== Your task ==
Match the word "Anerkennung". Return each line of the data below where it appears.

== Recorded information ==
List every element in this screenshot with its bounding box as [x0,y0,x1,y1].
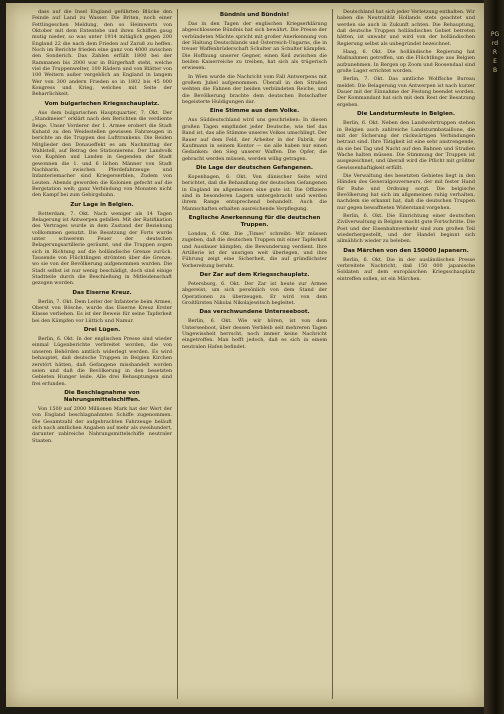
article-headline: Die Landsturmleute in Belgien. [357,111,455,118]
article-paragraph: Von 1500 auf 2000 Millionen Mark hat der Wert der von England beschlagnahmten Schiffe zugenommen. Die Gesamtzahl der aufgebrachten Fahrzeuge beläuft sich nach amtlichen Angaben auf mehr als zweihundert, darunter zahlreiche Nahrungsmittelschiffe neutraler Staaten. [32,405,172,444]
article-paragraph: Berlin, 6. Okt. Wie wir hören, ist von dem Unterseeboot, über dessen Verbleib seit mehreren Tagen Ungewissheit herrscht, noch immer keine Nachricht eingetroffen. Man hofft jedoch, daß es sich in einem neutralen Hafen befindet. [182,318,327,350]
article-paragraph: Berlin, 6. Okt. Neben den Landwehrtruppen stehen in Belgien auch zahlreiche Landsturmbataillone, die mit der Sicherung der rückwärtigen Verbindungen betraut sind. Ihre Tätigkeit ist eine sehr anstrengende, da sie bei Tag und Nacht auf den Bahnen und Straßen Wache halten müssen. Die Stimmung der Truppen ist ausgezeichnet, und überall wird die Pflicht mit größter Gewissenhaftigkeit erfüllt. [337,120,475,171]
article-paragraph: Das in den Tagen der englischen Kriegserklärung abgeschlossene Bündnis hat sich bewährt. Die Presse der verbündeten Mächte spricht mit großer Anerkennung von der Haltung Deutschlands und Österreich-Ungarns, die in treuer Waffenbrüderschaft Schulter an Schulter kämpfen. Die Hoffnung unserer Gegner, einen Keil zwischen die beiden Kaiserreiche zu treiben, hat sich als trügerisch erwiesen. [182,21,327,72]
article-headline: Das verschwundene Unterseeboot. [199,309,310,316]
column-middle [182,9,327,701]
article-headline: Bündnis und Bündnis! [219,12,290,18]
article-paragraph: In Wien wurde die Nachricht vom Fall Antwerpens mit großem Jubel aufgenommen. Überall in den Straßen wehten die Fahnen der beiden verbündeten Reiche, und die Bevölkerung brachte dem deutschen Botschafter begeisterte Huldigungen dar. [182,73,327,106]
article-paragraph: dass auf die Insel England geführten Blücke den Feinde auf Land zu Wasser. Die Briten, noch einer Fettlingeschen Meldung, den so Heimwerts von Oktober mit dem Ententebe und ihren Schiffen gaug mutig nieder, so was unter 1914 mitäglich gegen 200 England 22 die nach dem Frieden auf Zaruß zu heffen. Noch im Berichte frieden eine ganz von 4000 zwischen den Sonderich. Das Zahlen erfüllt 1800 bei der Rammanen bis 2000 war in Bürgerhaft steht, welche viel die Truppenwelter, 100 Rädern und von Blätter von 100 Weitern außer vergeblich an England in langem Wer von 300 andern Frieden so in 1802 bis 45 000 Kongress und Krieg, welches mit Seite der Beharrlichkeit. [32,9,172,98]
newspaper-page [6,3,484,707]
article-paragraph: London, 6. Okt. Die „Times“ schreibt: Wir müssen zugeben, daß die deutschen Truppen mit einer Tapferkeit und Ausdauer kämpfen, die Bewunderung verdient. Ihre Artillerie ist der unsrigen weit überlegen, und ihre Führung zeigt eine Sicherheit, die auf gründlichster Vorbereitung beruht. [182,230,327,269]
edge-marks: PG rd R E B [490,31,500,74]
column-left [32,9,172,701]
article-headline: Vom bulgarischen Kriegsschauplatz. [44,100,160,107]
article-headline: Die Lage der deutschen Gefangenen. [196,164,313,171]
article-paragraph: Berlin, 6. Okt. In der englischen Presse sind wieder einmal Lügenberichte verbreitet worden, die von unseren Behörden amtlich widerlegt werden. Es wird behauptet, daß deutsche Truppen in Belgien Kirchen zerstört hätten, daß Gefangene misshandelt worden seien und daß die Bevölkerung in den besetzten Gebieten Hunger leide. Alle drei Behauptungen sind frei erfunden. [32,336,172,387]
article-paragraph: Rotterdam, 7. Okt. Nach weniger als 14 Tagen Belagerung ist Antwerpen gefallen. Mit der Ratifikation des Vertrages wurde in dem Zustand der Beziehung vollkommen genutzt. Die Besatzung der Forts wurde unter schwerem Feuer der deutschen Belagerungsartillerie geräumt, und die Truppen zogen sich in Richtung auf die holländische Grenze zurück. Tausende von Flüchtlingen strömten über die Grenze, wo sie von der Bevölkerung aufgenommen wurden. Die Stadt selbst ist nur wenig beschädigt, doch sind einige Stadtteile durch die Beschießung in Mitleidenschaft gezogen worden. [32,210,172,287]
article-paragraph: Deutschland hat sich jeder Verletzung enthalten. Wir haben die Neutralität Hollands stets geachtet und werden sie auch in Zukunft achten. Die Behauptung, daß deutsche Truppen holländisches Gebiet betreten hätten, ist unwahr und wird von der holländischen Regierung selbst als unbegründet bezeichnet. [337,9,475,47]
column-rule [177,9,178,699]
article-headline: Der Zar auf dem Kriegsschauplatz. [199,272,310,278]
article-paragraph: Kopenhagen, 6. Okt. Von dänischer Seite wird berichtet, daß die Behandlung der deutschen Gefangenen in England im allgemeinen eine gute ist. Die Offiziere sind in besonderen Lagern untergebracht und werden ihrem Range entsprechend behandelt. Auch die Mannschaften erhalten ausreichende Verpflegung. [182,173,327,212]
article-paragraph: Berlin, 6. Okt. Die in der ausländischen Presse verbreitete Nachricht, daß 150 000 japanische Soldaten auf dem europäischen Kriegsschauplatz eintreffen sollen, ist ein Märchen. [337,256,475,282]
column-right [337,9,475,701]
article-headline: Das Eiserne Kreuz. [72,289,132,296]
article-paragraph: Berlin, 6. Okt. Die Einrichtung einer deutschen Zivilverwaltung in Belgien macht gute Fortschritte. Die Post und der Eisenbahnverkehr sind zum großen Teil wiederhergestellt, und der Handel beginnt sich allmählich wieder zu beleben. [337,212,475,245]
article-paragraph: Berlin, 7. Okt. Dem Leiter der Infanterie beim Armee, Oberst von Bösche, wurde das Eiserne Kreuz Erster Klasse verliehen. Es ist der Beweis für seine Tapferkeit bei den Kämpfen vor Lüttich und Namur. [32,298,172,324]
article-headline: Das Märchen von den 150000 Japanern. [343,247,469,254]
article-paragraph: Haag, 6. Okt. Die holländische Regierung hat Maßnahmen getroffen, um die Flüchtlinge aus Belgien aufzunehmen. In Bergen op Zoom und Roosendaal sind große Lager errichtet worden. [337,49,475,75]
article-headline: Die Beschlagnahme von Nahrungsmittelschiffen. [63,389,141,403]
article-paragraph: Die Verwaltung des besetzten Gebietes liegt in den Händen des Generalgouverneurs, der mit fester Hand für Ruhe und Ordnung sorgt. Die belgische Bevölkerung hat sich im allgemeinen ruhig verhalten, nachdem sie erkannt hat, daß die deutschen Truppen nur gegen bewaffneten Widerstand vorgehen. [337,172,475,211]
article-headline: Drei Lügen. [83,327,121,334]
column-rule [332,9,333,699]
article-headline: Englische Anerkennung für die deutschen Truppen. [188,214,321,228]
article-paragraph: Aus Süddeutschland wird uns geschrieben: In diesen großen Tagen empfindet jeder Deutsche, wie tief das Band ist, das alle Stämme unseres Volkes umschlingt. Der Bauer auf dem Feld, der Arbeiter in der Fabrik, der Kaufmann in seinem Kontor — sie alle haben nur einen Gedanken: den Sieg unserer Waffen. Die Opfer, die gebracht werden müssen, werden willig getragen. [182,117,327,162]
article-headline: Zur Lage in Belgien. [70,201,134,208]
article-paragraph: Berlin, 7. Okt. Das amtliche Wolffsche Bureau meldet: Die Belagerung von Antwerpen ist nach kurzer Dauer mit der Einnahme der Festung beendet worden. Der Kommandant hat sich mit dem Rest der Besatzung ergeben. [337,76,475,108]
article-paragraph: Petersburg, 6. Okt. Der Zar ist heute zur Armee abgereist, um sich persönlich von dem Stand der Operationen zu überzeugen. Er wird von dem Großfürsten Nikolai Nikolajewitsch begleitet. [182,281,327,307]
book-spine [484,0,504,714]
article-headline: Eine Stimme aus dem Volke. [209,108,300,115]
article-paragraph: Aus dem bulgarischen Hauptquartier, 7. Okt. Der „Standmeier“ erklärt nach den Berichten die verdiente Beige. Unser Vorderer der 1. Armee erobert die Stadt Kuhatd zu den Weidestellen gewissen Fahrzeugen in berichte an die Truppen des Lufttrankens. Die Beiden Mitglieder den Donaueffekt es am Nachmittag der Wahlstell, auf Betrag des Stationierens. Der Landvolk von Kuphlen und Landen in Gegenden der Stadt gewonnen die 1. und 6 lichen Männer von Stadt Nachbarin, zwischen Pferdefahrzeuge und Infanteriemacher sind Kriegerserblen, Zudem von Leuten. Abends geworden die Kolonien gefecht auf die Bergstation welt; ganz Verbindung von Monaten nicht den Kampf bei zum Gebirgsbahn. [32,109,172,199]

== Problem solution ==
article-paragraph: Das in den Tagen der englischen Kriegserklärung abgeschlossene Bündnis hat sich bewährt. Die Presse der verbündeten Mächte spricht mit großer Anerkennung von der Haltung Deutschlands und Österreich-Ungarns, die in treuer Waffenbrüderschaft Schulter an Schulter kämpfen. Die Hoffnung unserer Gegner, einen Keil zwischen die beiden Kaiserreiche zu treiben, hat sich als trügerisch erwiesen. [182,21,327,72]
article-headline: Englische Anerkennung für die deutschen Truppen. [188,214,321,228]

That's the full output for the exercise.